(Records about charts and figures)
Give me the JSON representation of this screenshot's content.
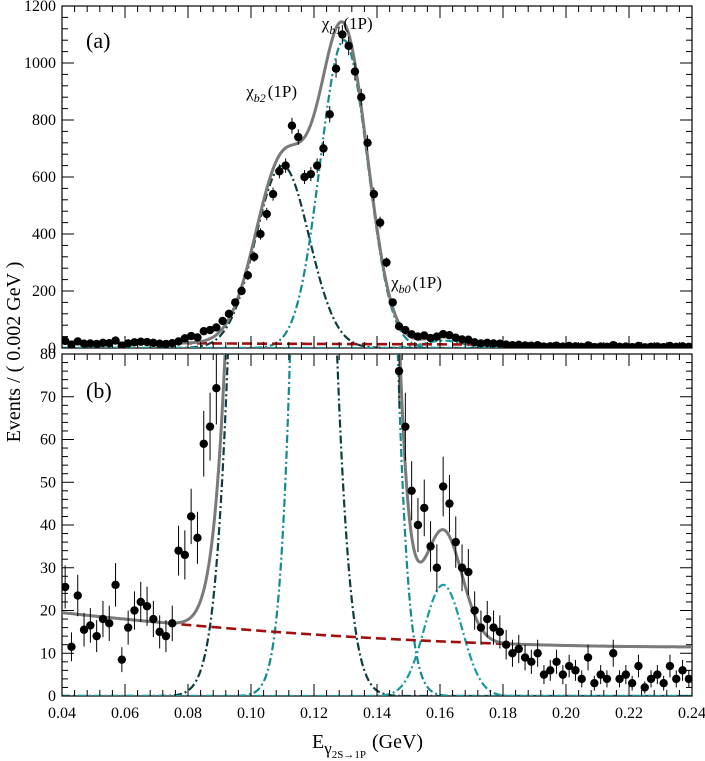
{
  "chart_data": {
    "type": "scatter",
    "ylabel": "Events / ( 0.002 GeV )",
    "xlabel": "E",
    "xlabel_sub": "γ",
    "xlabel_subsub": "2S→1P",
    "xlabel_unit": "(GeV)",
    "xlim": [
      0.04,
      0.24
    ],
    "x_ticks": [
      "0.04",
      "0.06",
      "0.08",
      "0.10",
      "0.12",
      "0.14",
      "0.16",
      "0.18",
      "0.20",
      "0.22",
      "0.24"
    ],
    "panels": [
      {
        "tag": "(a)",
        "ylim": [
          0,
          1200
        ],
        "y_ticks": [
          "0",
          "200",
          "400",
          "600",
          "800",
          "1000",
          "1200"
        ],
        "annotations": [
          {
            "sym": "χ",
            "sub": "b2",
            "tail": "(1P)",
            "x": 0.108,
            "y": 880
          },
          {
            "sym": "χ",
            "sub": "b1",
            "tail": "(1P)",
            "x": 0.132,
            "y": 1120
          },
          {
            "sym": "χ",
            "sub": "b0",
            "tail": "(1P)",
            "x": 0.154,
            "y": 210
          }
        ],
        "data": {
          "x": [
            0.041,
            0.043,
            0.045,
            0.047,
            0.049,
            0.051,
            0.053,
            0.055,
            0.057,
            0.059,
            0.061,
            0.063,
            0.065,
            0.067,
            0.069,
            0.071,
            0.073,
            0.075,
            0.077,
            0.079,
            0.081,
            0.083,
            0.085,
            0.087,
            0.089,
            0.091,
            0.093,
            0.095,
            0.097,
            0.099,
            0.101,
            0.103,
            0.105,
            0.107,
            0.109,
            0.111,
            0.113,
            0.115,
            0.117,
            0.119,
            0.121,
            0.123,
            0.125,
            0.127,
            0.129,
            0.131,
            0.133,
            0.135,
            0.137,
            0.139,
            0.141,
            0.143,
            0.145,
            0.147,
            0.149,
            0.151,
            0.153,
            0.155,
            0.157,
            0.159,
            0.161,
            0.163,
            0.165,
            0.167,
            0.169,
            0.171,
            0.173,
            0.175,
            0.177,
            0.179,
            0.181,
            0.183,
            0.185,
            0.187,
            0.189,
            0.191,
            0.193,
            0.195,
            0.197,
            0.199,
            0.201,
            0.203,
            0.205,
            0.207,
            0.209,
            0.211,
            0.213,
            0.215,
            0.217,
            0.219,
            0.221,
            0.223,
            0.225,
            0.227,
            0.229,
            0.231,
            0.233,
            0.235,
            0.237,
            0.239
          ],
          "y": [
            25,
            12,
            23,
            15,
            16,
            14,
            18,
            17,
            26,
            8,
            16,
            20,
            22,
            21,
            18,
            15,
            14,
            17,
            23,
            34,
            42,
            37,
            59,
            63,
            72,
            95,
            120,
            160,
            200,
            255,
            320,
            400,
            470,
            540,
            620,
            640,
            780,
            740,
            600,
            610,
            640,
            700,
            820,
            980,
            1100,
            1060,
            970,
            880,
            720,
            540,
            440,
            300,
            160,
            76,
            63,
            48,
            40,
            44,
            35,
            40,
            49,
            45,
            36,
            30,
            29,
            20,
            16,
            18,
            16,
            15,
            12,
            10,
            11,
            9,
            8,
            10,
            5,
            6,
            8,
            5,
            7,
            6,
            4,
            9,
            3,
            5,
            4,
            10,
            4,
            5,
            3,
            7,
            2,
            4,
            5,
            3,
            7,
            4,
            6,
            4
          ]
        },
        "err_scale": 1
      },
      {
        "tag": "(b)",
        "ylim": [
          0,
          80
        ],
        "y_ticks": [
          "0",
          "10",
          "20",
          "30",
          "40",
          "50",
          "60",
          "70",
          "80"
        ],
        "data": {
          "x": [
            0.041,
            0.043,
            0.045,
            0.047,
            0.049,
            0.051,
            0.053,
            0.055,
            0.057,
            0.059,
            0.061,
            0.063,
            0.065,
            0.067,
            0.069,
            0.071,
            0.073,
            0.075,
            0.077,
            0.079,
            0.081,
            0.083,
            0.085,
            0.087,
            0.089,
            0.147,
            0.149,
            0.151,
            0.153,
            0.155,
            0.157,
            0.159,
            0.161,
            0.163,
            0.165,
            0.167,
            0.169,
            0.171,
            0.173,
            0.175,
            0.177,
            0.179,
            0.181,
            0.183,
            0.185,
            0.187,
            0.189,
            0.191,
            0.193,
            0.195,
            0.197,
            0.199,
            0.201,
            0.203,
            0.205,
            0.207,
            0.209,
            0.211,
            0.213,
            0.215,
            0.217,
            0.219,
            0.221,
            0.223,
            0.225,
            0.227,
            0.229,
            0.231,
            0.233,
            0.235,
            0.237,
            0.239
          ],
          "y": [
            25.5,
            11.5,
            23.5,
            15.5,
            16.5,
            14,
            18,
            17,
            26,
            8.5,
            16,
            20,
            22,
            21,
            18,
            15,
            14,
            17,
            34,
            33,
            42,
            37,
            59,
            63,
            72,
            76,
            63,
            48,
            40,
            44,
            35,
            30,
            49,
            45,
            36,
            30,
            29,
            20,
            16,
            18,
            16,
            15,
            12,
            10,
            11,
            9,
            8,
            10,
            5,
            6,
            8,
            5,
            7,
            6,
            4,
            9,
            3,
            5,
            4,
            10,
            4,
            5,
            3,
            7,
            2,
            4,
            5,
            3,
            7,
            4,
            6,
            4
          ]
        }
      }
    ],
    "model": {
      "b2": {
        "amp": 640,
        "mu": 0.11,
        "sigma": 0.0085
      },
      "b1": {
        "amp": 1080,
        "mu": 0.1295,
        "sigma": 0.0075
      },
      "b0": {
        "amp": 26,
        "mu": 0.161,
        "sigma": 0.006
      },
      "bkg": {
        "a": 19.5,
        "b": -80,
        "c": 200
      },
      "colors": {
        "total": "#7a7a7a",
        "b2": "#0e3d3d",
        "b1": "#158a8a",
        "b0": "#1a9a9a",
        "bkg": "#a01010",
        "points": "#000000"
      }
    }
  }
}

### [Work to be completed]
Every record above should be written out again exactly; the pictures stay out of the copy.

### [Exercise result]
Give me the JSON representation of this screenshot's content.
{
  "chart_data": {
    "type": "scatter",
    "ylabel": "Events / ( 0.002 GeV )",
    "xlabel": "E",
    "xlabel_sub": "γ",
    "xlabel_subsub": "2S→1P",
    "xlabel_unit": "(GeV)",
    "xlim": [
      0.04,
      0.24
    ],
    "x_ticks": [
      "0.04",
      "0.06",
      "0.08",
      "0.10",
      "0.12",
      "0.14",
      "0.16",
      "0.18",
      "0.20",
      "0.22",
      "0.24"
    ],
    "panels": [
      {
        "tag": "(a)",
        "ylim": [
          0,
          1200
        ],
        "y_ticks": [
          "0",
          "200",
          "400",
          "600",
          "800",
          "1000",
          "1200"
        ],
        "annotations": [
          {
            "sym": "χ",
            "sub": "b2",
            "tail": "(1P)",
            "x": 0.108,
            "y": 880
          },
          {
            "sym": "χ",
            "sub": "b1",
            "tail": "(1P)",
            "x": 0.132,
            "y": 1120
          },
          {
            "sym": "χ",
            "sub": "b0",
            "tail": "(1P)",
            "x": 0.154,
            "y": 210
          }
        ],
        "data": {
          "x": [
            0.041,
            0.043,
            0.045,
            0.047,
            0.049,
            0.051,
            0.053,
            0.055,
            0.057,
            0.059,
            0.061,
            0.063,
            0.065,
            0.067,
            0.069,
            0.071,
            0.073,
            0.075,
            0.077,
            0.079,
            0.081,
            0.083,
            0.085,
            0.087,
            0.089,
            0.091,
            0.093,
            0.095,
            0.097,
            0.099,
            0.101,
            0.103,
            0.105,
            0.107,
            0.109,
            0.111,
            0.113,
            0.115,
            0.117,
            0.119,
            0.121,
            0.123,
            0.125,
            0.127,
            0.129,
            0.131,
            0.133,
            0.135,
            0.137,
            0.139,
            0.141,
            0.143,
            0.145,
            0.147,
            0.149,
            0.151,
            0.153,
            0.155,
            0.157,
            0.159,
            0.161,
            0.163,
            0.165,
            0.167,
            0.169,
            0.171,
            0.173,
            0.175,
            0.177,
            0.179,
            0.181,
            0.183,
            0.185,
            0.187,
            0.189,
            0.191,
            0.193,
            0.195,
            0.197,
            0.199,
            0.201,
            0.203,
            0.205,
            0.207,
            0.209,
            0.211,
            0.213,
            0.215,
            0.217,
            0.219,
            0.221,
            0.223,
            0.225,
            0.227,
            0.229,
            0.231,
            0.233,
            0.235,
            0.237,
            0.239
          ],
          "y": [
            25,
            12,
            23,
            15,
            16,
            14,
            18,
            17,
            26,
            8,
            16,
            20,
            22,
            21,
            18,
            15,
            14,
            17,
            23,
            34,
            42,
            37,
            59,
            63,
            72,
            95,
            120,
            160,
            200,
            255,
            320,
            400,
            470,
            540,
            620,
            640,
            780,
            740,
            600,
            610,
            640,
            700,
            820,
            980,
            1100,
            1060,
            970,
            880,
            720,
            540,
            440,
            300,
            160,
            76,
            63,
            48,
            40,
            44,
            35,
            40,
            49,
            45,
            36,
            30,
            29,
            20,
            16,
            18,
            16,
            15,
            12,
            10,
            11,
            9,
            8,
            10,
            5,
            6,
            8,
            5,
            7,
            6,
            4,
            9,
            3,
            5,
            4,
            10,
            4,
            5,
            3,
            7,
            2,
            4,
            5,
            3,
            7,
            4,
            6,
            4
          ]
        },
        "err_scale": 1
      },
      {
        "tag": "(b)",
        "ylim": [
          0,
          80
        ],
        "y_ticks": [
          "0",
          "10",
          "20",
          "30",
          "40",
          "50",
          "60",
          "70",
          "80"
        ],
        "data": {
          "x": [
            0.041,
            0.043,
            0.045,
            0.047,
            0.049,
            0.051,
            0.053,
            0.055,
            0.057,
            0.059,
            0.061,
            0.063,
            0.065,
            0.067,
            0.069,
            0.071,
            0.073,
            0.075,
            0.077,
            0.079,
            0.081,
            0.083,
            0.085,
            0.087,
            0.089,
            0.147,
            0.149,
            0.151,
            0.153,
            0.155,
            0.157,
            0.159,
            0.161,
            0.163,
            0.165,
            0.167,
            0.169,
            0.171,
            0.173,
            0.175,
            0.177,
            0.179,
            0.181,
            0.183,
            0.185,
            0.187,
            0.189,
            0.191,
            0.193,
            0.195,
            0.197,
            0.199,
            0.201,
            0.203,
            0.205,
            0.207,
            0.209,
            0.211,
            0.213,
            0.215,
            0.217,
            0.219,
            0.221,
            0.223,
            0.225,
            0.227,
            0.229,
            0.231,
            0.233,
            0.235,
            0.237,
            0.239
          ],
          "y": [
            25.5,
            11.5,
            23.5,
            15.5,
            16.5,
            14,
            18,
            17,
            26,
            8.5,
            16,
            20,
            22,
            21,
            18,
            15,
            14,
            17,
            34,
            33,
            42,
            37,
            59,
            63,
            72,
            76,
            63,
            48,
            40,
            44,
            35,
            30,
            49,
            45,
            36,
            30,
            29,
            20,
            16,
            18,
            16,
            15,
            12,
            10,
            11,
            9,
            8,
            10,
            5,
            6,
            8,
            5,
            7,
            6,
            4,
            9,
            3,
            5,
            4,
            10,
            4,
            5,
            3,
            7,
            2,
            4,
            5,
            3,
            7,
            4,
            6,
            4
          ]
        }
      }
    ],
    "model": {
      "b2": {
        "amp": 640,
        "mu": 0.11,
        "sigma": 0.0085
      },
      "b1": {
        "amp": 1080,
        "mu": 0.1295,
        "sigma": 0.0075
      },
      "b0": {
        "amp": 26,
        "mu": 0.161,
        "sigma": 0.006
      },
      "bkg": {
        "a": 19.5,
        "b": -80,
        "c": 200
      },
      "colors": {
        "total": "#7a7a7a",
        "b2": "#0e3d3d",
        "b1": "#158a8a",
        "b0": "#1a9a9a",
        "bkg": "#a01010",
        "points": "#000000"
      }
    }
  }
}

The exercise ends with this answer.